▶ _WRITTEN TASK_:
Reproduce all the lines exactly as they stand, apart from the pictures.

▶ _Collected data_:
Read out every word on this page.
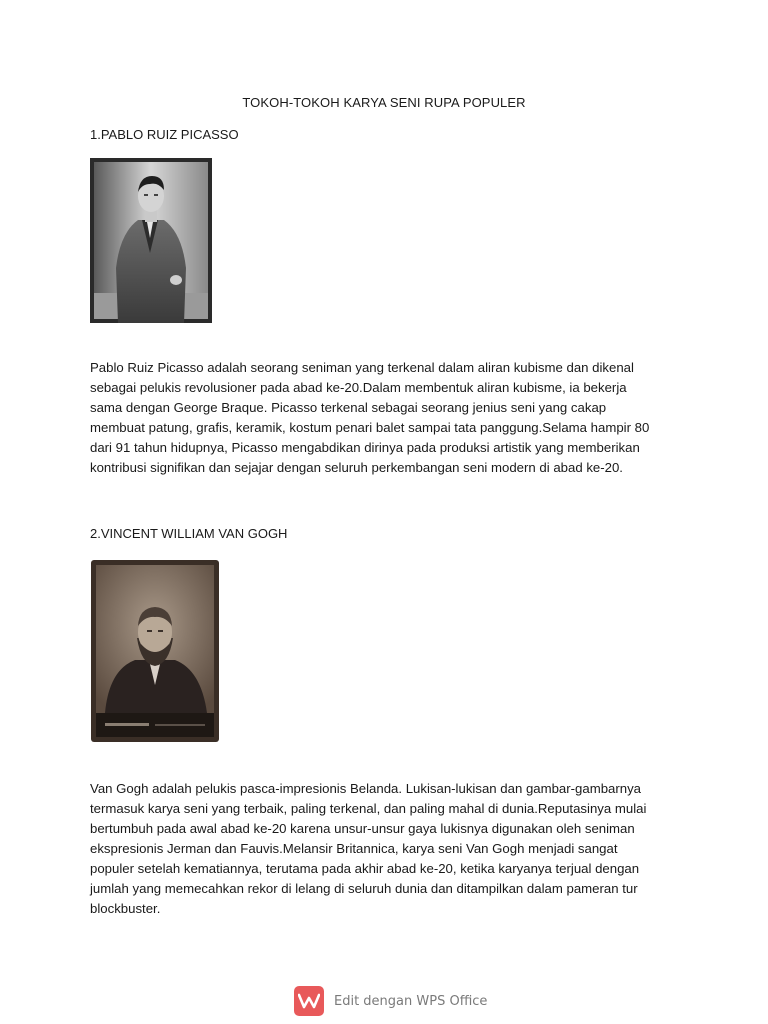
TOKOH-TOKOH KARYA SENI RUPA POPULER
1.PABLO RUIZ PICASSO

Pablo Ruiz Picasso adalah seorang seniman yang terkenal dalam aliran kubisme dan dikenal
sebagai pelukis revolusioner pada abad ke-20.Dalam membentuk aliran kubisme, ia bekerja
sama dengan George Braque. Picasso terkenal sebagai seorang jenius seni yang cakap
membuat patung, grafis, keramik, kostum penari balet sampai tata panggung.Selama hampir 80
dari 91 tahun hidupnya, Picasso mengabdikan dirinya pada produksi artistik yang memberikan
kontribusi signifikan dan sejajar dengan seluruh perkembangan seni modern di abad ke-20.

2.VINCENT WILLIAM VAN GOGH

Van Gogh adalah pelukis pasca-impresionis Belanda. Lukisan-lukisan dan gambar-gambarnya
termasuk karya seni yang terbaik, paling terkenal, dan paling mahal di dunia.Reputasinya mulai
bertumbuh pada awal abad ke-20 karena unsur-unsur gaya lukisnya digunakan oleh seniman
ekspresionis Jerman dan Fauvis.Melansir Britannica, karya seni Van Gogh menjadi sangat
populer setelah kematiannya, terutama pada akhir abad ke-20, ketika karyanya terjual dengan
jumlah yang memecahkan rekor di lelang di seluruh dunia dan ditampilkan dalam pameran tur
blockbuster.

Edit dengan WPS Office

▶ _WRITTEN REPLY_:
Read out every word on this page.
TOKOH-TOKOH KARYA SENI RUPA POPULER
1.PABLO RUIZ PICASSO

Pablo Ruiz Picasso adalah seorang seniman yang terkenal dalam aliran kubisme dan dikenal
sebagai pelukis revolusioner pada abad ke-20.Dalam membentuk aliran kubisme, ia bekerja
sama dengan George Braque. Picasso terkenal sebagai seorang jenius seni yang cakap
membuat patung, grafis, keramik, kostum penari balet sampai tata panggung.Selama hampir 80
dari 91 tahun hidupnya, Picasso mengabdikan dirinya pada produksi artistik yang memberikan
kontribusi signifikan dan sejajar dengan seluruh perkembangan seni modern di abad ke-20.

2.VINCENT WILLIAM VAN GOGH

Van Gogh adalah pelukis pasca-impresionis Belanda. Lukisan-lukisan dan gambar-gambarnya
termasuk karya seni yang terbaik, paling terkenal, dan paling mahal di dunia.Reputasinya mulai
bertumbuh pada awal abad ke-20 karena unsur-unsur gaya lukisnya digunakan oleh seniman
ekspresionis Jerman dan Fauvis.Melansir Britannica, karya seni Van Gogh menjadi sangat
populer setelah kematiannya, terutama pada akhir abad ke-20, ketika karyanya terjual dengan
jumlah yang memecahkan rekor di lelang di seluruh dunia dan ditampilkan dalam pameran tur
blockbuster.

Edit dengan WPS Office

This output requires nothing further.